● TASK: Pull every line holding the string "коэффициент" from the records below.

● TASK INPUT:
==========
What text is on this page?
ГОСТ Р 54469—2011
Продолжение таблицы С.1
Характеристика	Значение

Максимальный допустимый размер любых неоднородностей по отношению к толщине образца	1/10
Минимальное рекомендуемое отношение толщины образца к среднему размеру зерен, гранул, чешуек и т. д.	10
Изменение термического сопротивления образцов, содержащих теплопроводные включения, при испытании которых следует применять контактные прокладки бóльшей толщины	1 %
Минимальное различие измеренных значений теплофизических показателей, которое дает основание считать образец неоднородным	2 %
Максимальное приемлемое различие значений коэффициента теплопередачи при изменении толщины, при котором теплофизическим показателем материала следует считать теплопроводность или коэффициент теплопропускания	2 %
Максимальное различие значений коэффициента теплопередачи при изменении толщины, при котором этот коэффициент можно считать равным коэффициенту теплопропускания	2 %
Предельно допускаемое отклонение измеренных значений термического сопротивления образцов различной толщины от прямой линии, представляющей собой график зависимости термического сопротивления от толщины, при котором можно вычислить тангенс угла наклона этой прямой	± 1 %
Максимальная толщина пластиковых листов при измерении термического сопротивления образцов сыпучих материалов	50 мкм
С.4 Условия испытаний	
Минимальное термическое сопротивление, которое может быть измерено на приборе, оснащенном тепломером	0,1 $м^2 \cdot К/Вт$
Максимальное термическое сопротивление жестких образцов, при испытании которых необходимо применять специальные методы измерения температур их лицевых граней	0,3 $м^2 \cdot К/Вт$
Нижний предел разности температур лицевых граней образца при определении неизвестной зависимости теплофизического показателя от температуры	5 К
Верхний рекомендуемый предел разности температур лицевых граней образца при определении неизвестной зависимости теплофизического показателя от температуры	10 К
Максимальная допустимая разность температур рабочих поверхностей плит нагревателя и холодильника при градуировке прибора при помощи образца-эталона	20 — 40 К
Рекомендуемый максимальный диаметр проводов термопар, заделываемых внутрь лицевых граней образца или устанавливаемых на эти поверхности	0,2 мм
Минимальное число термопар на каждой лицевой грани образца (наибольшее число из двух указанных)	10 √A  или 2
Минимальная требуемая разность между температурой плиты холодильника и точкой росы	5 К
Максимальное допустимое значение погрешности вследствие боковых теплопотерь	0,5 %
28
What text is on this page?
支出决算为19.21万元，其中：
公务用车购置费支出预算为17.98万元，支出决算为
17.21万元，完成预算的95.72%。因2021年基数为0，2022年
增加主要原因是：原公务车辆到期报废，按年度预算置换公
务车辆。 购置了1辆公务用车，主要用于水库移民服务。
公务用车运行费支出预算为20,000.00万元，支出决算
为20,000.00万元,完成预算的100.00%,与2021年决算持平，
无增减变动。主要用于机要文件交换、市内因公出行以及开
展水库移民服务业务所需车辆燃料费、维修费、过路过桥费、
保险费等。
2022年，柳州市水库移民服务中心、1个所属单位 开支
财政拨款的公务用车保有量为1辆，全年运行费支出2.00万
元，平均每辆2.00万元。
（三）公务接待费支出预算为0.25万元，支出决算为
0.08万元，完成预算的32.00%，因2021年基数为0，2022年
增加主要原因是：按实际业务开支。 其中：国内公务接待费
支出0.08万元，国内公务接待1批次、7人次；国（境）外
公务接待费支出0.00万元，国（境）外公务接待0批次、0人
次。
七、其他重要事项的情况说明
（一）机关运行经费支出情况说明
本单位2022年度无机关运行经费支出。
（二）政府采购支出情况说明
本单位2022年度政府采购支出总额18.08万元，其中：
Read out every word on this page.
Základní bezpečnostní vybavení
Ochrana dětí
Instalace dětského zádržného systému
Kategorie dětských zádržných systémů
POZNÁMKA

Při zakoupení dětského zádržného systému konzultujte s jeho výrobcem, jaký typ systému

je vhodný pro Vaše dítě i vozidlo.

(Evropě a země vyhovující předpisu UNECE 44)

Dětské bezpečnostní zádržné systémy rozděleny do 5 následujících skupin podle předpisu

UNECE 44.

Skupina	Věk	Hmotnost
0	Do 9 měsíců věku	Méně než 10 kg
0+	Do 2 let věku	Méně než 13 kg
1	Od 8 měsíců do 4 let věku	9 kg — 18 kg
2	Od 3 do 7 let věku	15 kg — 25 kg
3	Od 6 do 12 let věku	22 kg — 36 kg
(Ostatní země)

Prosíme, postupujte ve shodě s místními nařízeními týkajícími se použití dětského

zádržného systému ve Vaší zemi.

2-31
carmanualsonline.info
==========
● THE COMPLETED TASK:
Максимальное приемлемое различие значений коэффициента теплопередачи при изменении толщины, при котором теплофизическим показателем материала следует считать теплопроводность или коэффициент теплопропускания	2 %
Максимальное различие значений коэффициента теплопередачи при изменении толщины, при котором этот коэффициент можно считать равным коэффициенту теплопропускания	2 %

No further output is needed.